» The problem:
Can you rewrite the material from its first line through the line with "bar-interest-bearing: [119, 472, 215, 815]", replacing "FirstCitizens" with "First Citizens" and changing nothing else?

» Records provided:
___

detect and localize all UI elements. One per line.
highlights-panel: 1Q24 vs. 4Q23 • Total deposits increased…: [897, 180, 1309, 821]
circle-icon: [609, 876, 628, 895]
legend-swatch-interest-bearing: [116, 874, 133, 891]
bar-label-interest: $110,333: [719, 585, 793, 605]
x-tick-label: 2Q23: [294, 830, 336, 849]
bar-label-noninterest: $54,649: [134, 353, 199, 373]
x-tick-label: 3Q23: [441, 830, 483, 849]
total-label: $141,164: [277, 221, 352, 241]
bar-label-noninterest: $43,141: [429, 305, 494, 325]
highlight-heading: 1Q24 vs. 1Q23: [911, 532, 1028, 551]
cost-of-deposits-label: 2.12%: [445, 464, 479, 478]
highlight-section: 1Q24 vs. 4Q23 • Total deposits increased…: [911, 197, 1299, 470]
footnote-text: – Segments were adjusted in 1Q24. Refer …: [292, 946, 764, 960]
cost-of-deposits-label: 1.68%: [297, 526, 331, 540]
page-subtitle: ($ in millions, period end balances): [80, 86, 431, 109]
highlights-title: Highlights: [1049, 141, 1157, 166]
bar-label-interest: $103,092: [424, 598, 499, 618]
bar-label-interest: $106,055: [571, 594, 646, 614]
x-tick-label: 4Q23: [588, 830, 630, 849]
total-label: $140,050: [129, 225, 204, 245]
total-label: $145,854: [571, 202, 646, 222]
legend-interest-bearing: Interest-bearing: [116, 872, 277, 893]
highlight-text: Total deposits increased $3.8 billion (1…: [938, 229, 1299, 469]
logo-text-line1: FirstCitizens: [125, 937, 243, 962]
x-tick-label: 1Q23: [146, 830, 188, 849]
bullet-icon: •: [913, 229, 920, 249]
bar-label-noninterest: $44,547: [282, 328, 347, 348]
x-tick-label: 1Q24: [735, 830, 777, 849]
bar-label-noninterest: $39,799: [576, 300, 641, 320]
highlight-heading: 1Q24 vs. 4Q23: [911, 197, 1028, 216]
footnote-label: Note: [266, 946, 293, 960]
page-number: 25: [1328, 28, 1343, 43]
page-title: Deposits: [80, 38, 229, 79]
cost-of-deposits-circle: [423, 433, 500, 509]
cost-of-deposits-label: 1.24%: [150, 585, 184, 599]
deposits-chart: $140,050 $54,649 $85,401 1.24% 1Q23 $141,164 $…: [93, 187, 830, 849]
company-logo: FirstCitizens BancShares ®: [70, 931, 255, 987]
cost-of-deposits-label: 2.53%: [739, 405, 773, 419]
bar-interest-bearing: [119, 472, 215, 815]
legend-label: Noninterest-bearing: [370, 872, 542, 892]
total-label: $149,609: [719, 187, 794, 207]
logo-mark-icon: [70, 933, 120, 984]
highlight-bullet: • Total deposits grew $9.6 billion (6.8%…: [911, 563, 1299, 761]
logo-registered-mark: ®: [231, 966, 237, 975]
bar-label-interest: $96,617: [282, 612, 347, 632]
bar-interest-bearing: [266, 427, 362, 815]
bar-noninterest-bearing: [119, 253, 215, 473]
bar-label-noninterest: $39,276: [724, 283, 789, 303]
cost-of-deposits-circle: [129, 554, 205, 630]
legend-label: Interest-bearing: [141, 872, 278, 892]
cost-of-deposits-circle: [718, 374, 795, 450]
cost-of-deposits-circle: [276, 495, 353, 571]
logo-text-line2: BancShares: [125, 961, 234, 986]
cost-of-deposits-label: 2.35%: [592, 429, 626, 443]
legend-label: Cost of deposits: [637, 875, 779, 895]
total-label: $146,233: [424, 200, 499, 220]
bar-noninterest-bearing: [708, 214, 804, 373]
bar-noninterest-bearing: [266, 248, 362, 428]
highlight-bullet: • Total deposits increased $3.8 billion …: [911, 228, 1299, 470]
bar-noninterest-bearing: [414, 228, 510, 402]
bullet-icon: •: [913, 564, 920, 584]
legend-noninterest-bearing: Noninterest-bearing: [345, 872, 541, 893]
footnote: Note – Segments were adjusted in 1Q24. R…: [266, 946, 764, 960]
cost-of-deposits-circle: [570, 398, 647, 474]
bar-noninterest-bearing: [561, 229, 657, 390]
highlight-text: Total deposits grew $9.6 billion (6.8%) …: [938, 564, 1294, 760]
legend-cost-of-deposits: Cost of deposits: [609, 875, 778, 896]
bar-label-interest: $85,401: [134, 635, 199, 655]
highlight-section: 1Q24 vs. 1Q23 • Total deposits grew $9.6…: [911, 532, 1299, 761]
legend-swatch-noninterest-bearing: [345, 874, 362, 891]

___

» Task result:
detect and localize all UI elements. One per line.
highlights-panel: 1Q24 vs. 4Q23 • Total deposits increased…: [897, 180, 1309, 821]
circle-icon: [609, 876, 628, 895]
legend-swatch-interest-bearing: [116, 874, 133, 891]
bar-label-interest: $110,333: [719, 585, 793, 605]
x-tick-label: 2Q23: [294, 830, 336, 849]
bar-label-noninterest: $54,649: [134, 353, 199, 373]
x-tick-label: 3Q23: [441, 830, 483, 849]
total-label: $141,164: [277, 221, 352, 241]
bar-label-noninterest: $43,141: [429, 305, 494, 325]
highlight-heading: 1Q24 vs. 1Q23: [911, 532, 1028, 551]
cost-of-deposits-label: 2.12%: [445, 464, 479, 478]
highlight-section: 1Q24 vs. 4Q23 • Total deposits increased…: [911, 197, 1299, 470]
footnote-text: – Segments were adjusted in 1Q24. Refer …: [292, 946, 764, 960]
cost-of-deposits-label: 1.68%: [297, 526, 331, 540]
page-subtitle: ($ in millions, period end balances): [80, 86, 431, 109]
highlights-title: Highlights: [1049, 141, 1157, 166]
bar-label-interest: $103,092: [424, 598, 499, 618]
bar-label-interest: $106,055: [571, 594, 646, 614]
x-tick-label: 4Q23: [588, 830, 630, 849]
total-label: $140,050: [129, 225, 204, 245]
total-label: $145,854: [571, 202, 646, 222]
legend-interest-bearing: Interest-bearing: [116, 872, 277, 893]
highlight-text: Total deposits increased $3.8 billion (1…: [938, 229, 1299, 469]
logo-text-line1: First Citizens: [125, 937, 243, 962]
x-tick-label: 1Q23: [146, 830, 188, 849]
bullet-icon: •: [913, 229, 920, 249]
bar-label-noninterest: $44,547: [282, 328, 347, 348]
x-tick-label: 1Q24: [735, 830, 777, 849]
bar-label-noninterest: $39,799: [576, 300, 641, 320]
highlight-heading: 1Q24 vs. 4Q23: [911, 197, 1028, 216]
footnote-label: Note: [266, 946, 293, 960]
page-number: 25: [1328, 28, 1343, 43]
page-title: Deposits: [80, 38, 229, 79]
cost-of-deposits-circle: [423, 433, 500, 509]
cost-of-deposits-label: 1.24%: [150, 585, 184, 599]
deposits-chart: $140,050 $54,649 $85,401 1.24% 1Q23 $141,164 $…: [93, 187, 830, 849]
company-logo: First Citizens BancShares ®: [70, 931, 255, 987]
cost-of-deposits-label: 2.53%: [739, 405, 773, 419]
bar-interest-bearing: [119, 472, 215, 815]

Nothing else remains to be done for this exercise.